== TASK DESCRIPTION ==
Reproduce each line bearing the word "size".
** start of DATA **
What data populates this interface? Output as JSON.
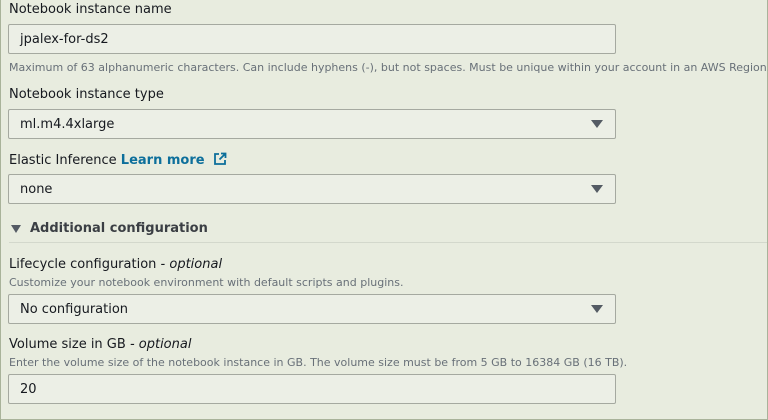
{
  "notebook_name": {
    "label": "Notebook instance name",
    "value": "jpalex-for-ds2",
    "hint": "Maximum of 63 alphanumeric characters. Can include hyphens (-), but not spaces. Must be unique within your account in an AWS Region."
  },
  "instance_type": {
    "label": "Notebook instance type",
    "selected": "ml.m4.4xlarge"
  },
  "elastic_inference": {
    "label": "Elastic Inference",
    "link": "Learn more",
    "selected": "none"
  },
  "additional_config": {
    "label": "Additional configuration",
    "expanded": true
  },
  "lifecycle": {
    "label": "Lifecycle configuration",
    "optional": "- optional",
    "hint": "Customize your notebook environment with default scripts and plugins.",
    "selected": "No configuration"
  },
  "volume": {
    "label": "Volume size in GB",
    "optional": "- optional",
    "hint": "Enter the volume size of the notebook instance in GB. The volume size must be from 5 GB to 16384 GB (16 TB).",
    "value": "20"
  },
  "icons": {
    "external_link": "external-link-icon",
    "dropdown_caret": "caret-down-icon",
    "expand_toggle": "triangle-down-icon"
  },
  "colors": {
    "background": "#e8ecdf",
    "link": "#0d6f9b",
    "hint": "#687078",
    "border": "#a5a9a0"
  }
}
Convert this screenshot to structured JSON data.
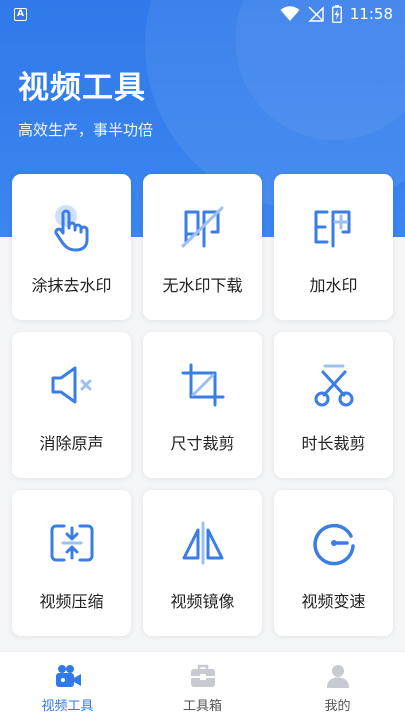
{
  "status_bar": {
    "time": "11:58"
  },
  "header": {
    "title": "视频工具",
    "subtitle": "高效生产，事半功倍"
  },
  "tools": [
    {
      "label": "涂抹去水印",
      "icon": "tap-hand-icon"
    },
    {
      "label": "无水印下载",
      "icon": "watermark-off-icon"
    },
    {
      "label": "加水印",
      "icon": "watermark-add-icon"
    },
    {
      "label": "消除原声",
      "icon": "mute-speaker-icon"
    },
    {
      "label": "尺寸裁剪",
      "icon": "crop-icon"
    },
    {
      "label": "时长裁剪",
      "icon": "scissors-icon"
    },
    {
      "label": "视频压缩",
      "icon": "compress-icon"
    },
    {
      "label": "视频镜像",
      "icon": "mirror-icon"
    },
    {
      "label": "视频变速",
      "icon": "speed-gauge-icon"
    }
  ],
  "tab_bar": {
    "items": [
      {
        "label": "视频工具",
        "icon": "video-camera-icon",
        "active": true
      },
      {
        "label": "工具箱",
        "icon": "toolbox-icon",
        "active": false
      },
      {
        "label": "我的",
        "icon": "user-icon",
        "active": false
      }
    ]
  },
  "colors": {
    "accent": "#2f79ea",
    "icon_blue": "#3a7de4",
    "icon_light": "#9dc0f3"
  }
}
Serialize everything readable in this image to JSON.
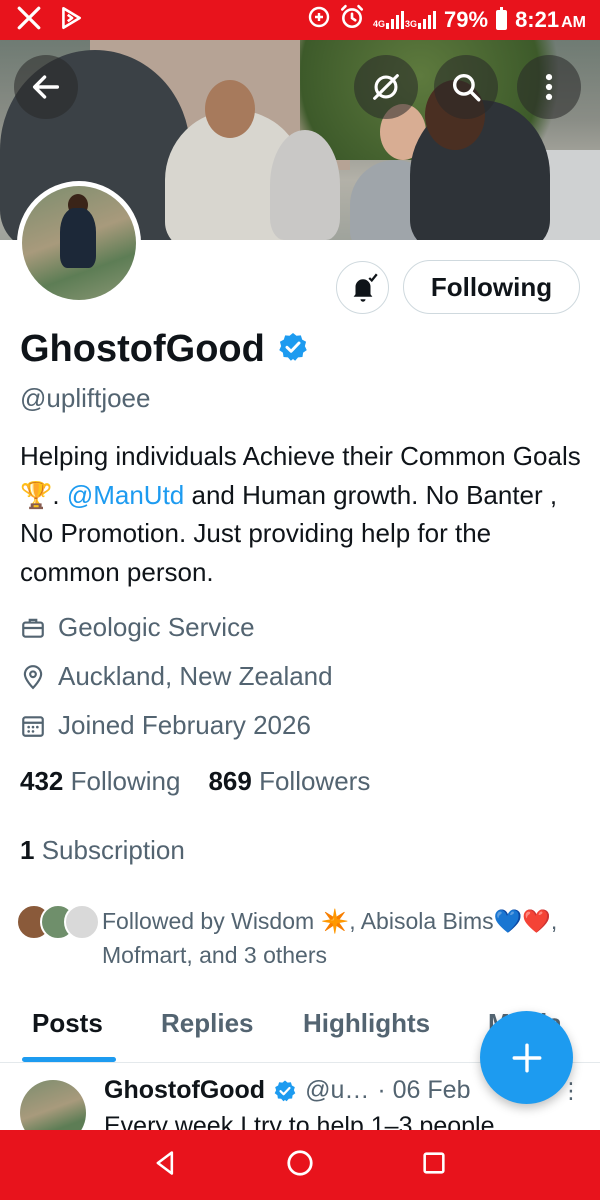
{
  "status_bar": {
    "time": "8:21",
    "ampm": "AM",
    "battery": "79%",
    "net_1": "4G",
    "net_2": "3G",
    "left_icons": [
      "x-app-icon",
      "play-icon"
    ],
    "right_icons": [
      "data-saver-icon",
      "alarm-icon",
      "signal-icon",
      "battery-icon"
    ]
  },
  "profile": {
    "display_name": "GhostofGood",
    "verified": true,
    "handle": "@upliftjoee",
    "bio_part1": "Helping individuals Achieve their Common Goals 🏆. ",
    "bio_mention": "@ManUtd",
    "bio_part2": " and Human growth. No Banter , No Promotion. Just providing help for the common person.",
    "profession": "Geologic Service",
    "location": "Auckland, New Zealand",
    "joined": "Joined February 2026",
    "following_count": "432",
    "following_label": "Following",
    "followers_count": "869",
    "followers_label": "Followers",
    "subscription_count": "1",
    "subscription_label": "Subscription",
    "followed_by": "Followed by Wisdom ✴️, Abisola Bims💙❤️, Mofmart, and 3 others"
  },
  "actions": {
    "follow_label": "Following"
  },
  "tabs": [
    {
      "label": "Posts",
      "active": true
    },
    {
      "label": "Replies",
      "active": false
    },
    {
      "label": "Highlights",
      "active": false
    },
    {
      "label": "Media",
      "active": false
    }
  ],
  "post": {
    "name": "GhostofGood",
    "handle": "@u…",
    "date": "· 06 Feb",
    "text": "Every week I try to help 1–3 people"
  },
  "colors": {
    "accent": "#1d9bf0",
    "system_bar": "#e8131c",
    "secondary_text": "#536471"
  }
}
** end of DATA **
== RESPONSE TO THE TASK ==
    "label": "Volume size in GB",
    "hint": "Enter the volume size of the notebook instance in GB. The volume size must be from 5 GB to 16384 GB (16 TB).",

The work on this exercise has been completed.